• **WHAT NEEDS TO BE DONE**
Transcribe each entry below exactly. Pictures do not go in the copy.
** START OF DATASET ROWS **
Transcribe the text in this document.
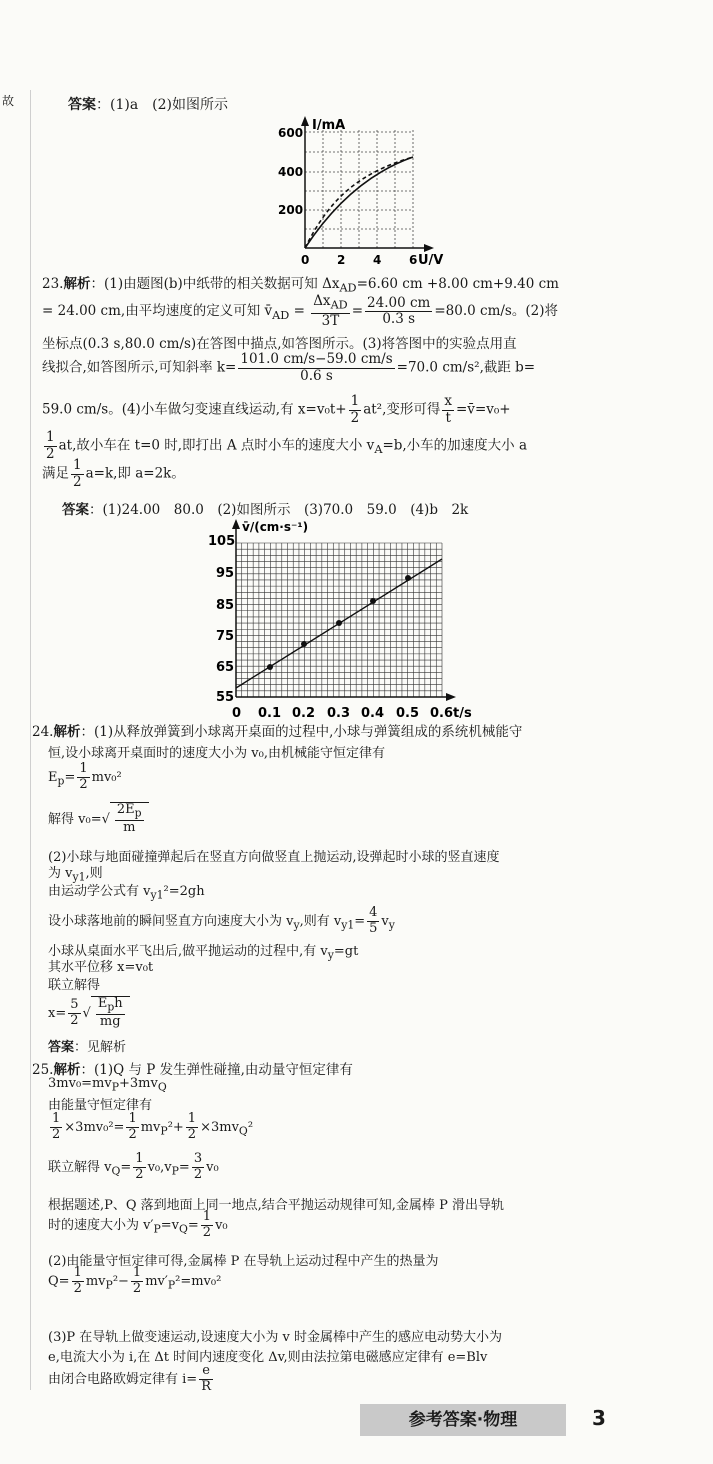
故	答案：(1)a　(2)如图所示
I/mA
600
400
200
0 2 4 6 U/V
23.解析：(1)由题图(b)中纸带的相关数据可知 $\Delta x_{AD}=6.60$ cm +8.00 cm+9.40 cm
= 24.00 cm,由平均速度的定义可知 $v̄_{AD} = \frac{\Delta x_{AD}}{3T} = \frac{24.00 cm}{0.3 s} =80.0$ cm/s。(2)将
坐标点(0.3 s,80.0 cm/s)在答图中描点,如答图所示。(3)将答图中的实验点用直
线拟合,如答图所示,可知斜率 $k= \frac{101.0 cm/s-59.0 cm/s}{0.6 s} =70.0$ cm/s²,截距 b=
59.0 cm/s。(4)小车做匀变速直线运动,有 $x=v_0t+ \frac{1}{2} at^2$,变形可得 $\frac{x}{t}$ =v̄=v₀+
$\frac{1}{2}$ at,故小车在 t=0 时,即打出 A 点时小车的速度大小 $v_A=b$,小车的加速度大小 a
满足 $\frac{1}{2} a=k$,即 a=2k。
答案：(1)24.00　80.0　(2)如图所示　(3)70.0　59.0　(4)b　2k
v̄/(cm·s⁻¹)
105
95
85
75
65
55
0 0.1 0.2 0.3 0.4 0.5 0.6 t/s
24.解析：(1)从释放弹簧到小球离开桌面的过程中,小球与弹簧组成的系统机械能守
恒,设小球离开桌面时的速度大小为 v₀,由机械能守恒定律有
$E_p= \frac{1}{2} mv_0^2$
解得 $v_0=√ \frac{2E_p}{m}$
(2)小球与地面碰撞弹起后在竖直方向做竖直上抛运动,设弹起时小球的竖直速度
为 $v_{y1}$,则
由运动学公式有 $v_{y1}^2=2gh$
设小球落地前的瞬间竖直方向速度大小为 $v_y$,则有 $v_{y1}= \frac{4}{5} v_y$
小球从桌面水平飞出后,做平抛运动的过程中,有 $v_y=gt$
其水平位移 x=v₀t
联立解得
$x= \frac{5}{2}$ √ $\frac{E_ph}{mg}$
答案：见解析
25.解析：(1)Q 与 P 发生弹性碰撞,由动量守恒定律有
$3mv_0=mv_P+3mv_Q$
由能量守恒定律有
$\frac{1}{2} \times 3mv_0^2= \frac{1}{2} mv_P^2+ \frac{1}{2} \times 3mv_Q^2$
联立解得 $v_Q= \frac{1}{2} v_0,v_P= \frac{3}{2} v_0$
根据题述,P、Q 落到地面上同一地点,结合平抛运动规律可知,金属棒 P 滑出导轨
时的速度大小为 $v'_P=v_Q= \frac{1}{2} v_0$
(2)由能量守恒定律可得,金属棒 P 在导轨上运动过程中产生的热量为
$Q= \frac{1}{2} mv_P^2- \frac{1}{2} mv'_P^2=mv_0^2$
(3)P 在导轨上做变速运动,设速度大小为 v 时金属棒中产生的感应电动势大小为
e,电流大小为 i,在 Δt 时间内速度变化 Δv,则由法拉第电磁感应定律有 e=Blv
由闭合电路欧姆定律有 $i= \frac{e}{R}$
参考答案·物理	3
** END OF DATASET ROWS **
• **FULL ANSWER**
Transcribe the text in this document.
故	答案：(1)a　(2)如图所示
I/mA
600
400
200
0 2 4 6 U/V
23.解析：(1)由题图(b)中纸带的相关数据可知 $\Delta x_{AD}=6.60$ cm +8.00 cm+9.40 cm
= 24.00 cm,由平均速度的定义可知 $v̄_{AD} = \frac{\Delta x_{AD}}{3T} = \frac{24.00 cm}{0.3 s} =80.0$ cm/s。(2)将
坐标点(0.3 s,80.0 cm/s)在答图中描点,如答图所示。(3)将答图中的实验点用直
线拟合,如答图所示,可知斜率 $k= \frac{101.0 cm/s-59.0 cm/s}{0.6 s} =70.0$ cm/s²,截距 b=
59.0 cm/s。(4)小车做匀变速直线运动,有 $x=v_0t+ \frac{1}{2} at^2$,变形可得 $\frac{x}{t}$ =v̄=v₀+
$\frac{1}{2}$ at,故小车在 t=0 时,即打出 A 点时小车的速度大小 $v_A=b$,小车的加速度大小 a
满足 $\frac{1}{2} a=k$,即 a=2k。
答案：(1)24.00　80.0　(2)如图所示　(3)70.0　59.0　(4)b　2k
v̄/(cm·s⁻¹)
105
95
85
75
65
55
0 0.1 0.2 0.3 0.4 0.5 0.6 t/s
24.解析：(1)从释放弹簧到小球离开桌面的过程中,小球与弹簧组成的系统机械能守
恒,设小球离开桌面时的速度大小为 v₀,由机械能守恒定律有
$E_p= \frac{1}{2} mv_0^2$
解得 $v_0=√ \frac{2E_p}{m}$
(2)小球与地面碰撞弹起后在竖直方向做竖直上抛运动,设弹起时小球的竖直速度
为 $v_{y1}$,则
由运动学公式有 $v_{y1}^2=2gh$
设小球落地前的瞬间竖直方向速度大小为 $v_y$,则有 $v_{y1}= \frac{4}{5} v_y$
小球从桌面水平飞出后,做平抛运动的过程中,有 $v_y=gt$
其水平位移 x=v₀t
联立解得
$x= \frac{5}{2}$ √ $\frac{E_ph}{mg}$
答案：见解析
25.解析：(1)Q 与 P 发生弹性碰撞,由动量守恒定律有
$3mv_0=mv_P+3mv_Q$
由能量守恒定律有
$\frac{1}{2} \times 3mv_0^2= \frac{1}{2} mv_P^2+ \frac{1}{2} \times 3mv_Q^2$
联立解得 $v_Q= \frac{1}{2} v_0,v_P= \frac{3}{2} v_0$
根据题述,P、Q 落到地面上同一地点,结合平抛运动规律可知,金属棒 P 滑出导轨
时的速度大小为 $v'_P=v_Q= \frac{1}{2} v_0$
(2)由能量守恒定律可得,金属棒 P 在导轨上运动过程中产生的热量为
$Q= \frac{1}{2} mv_P^2- \frac{1}{2} mv'_P^2=mv_0^2$
(3)P 在导轨上做变速运动,设速度大小为 v 时金属棒中产生的感应电动势大小为
e,电流大小为 i,在 Δt 时间内速度变化 Δv,则由法拉第电磁感应定律有 e=Blv
由闭合电路欧姆定律有 $i= \frac{e}{R}$
参考答案·物理	3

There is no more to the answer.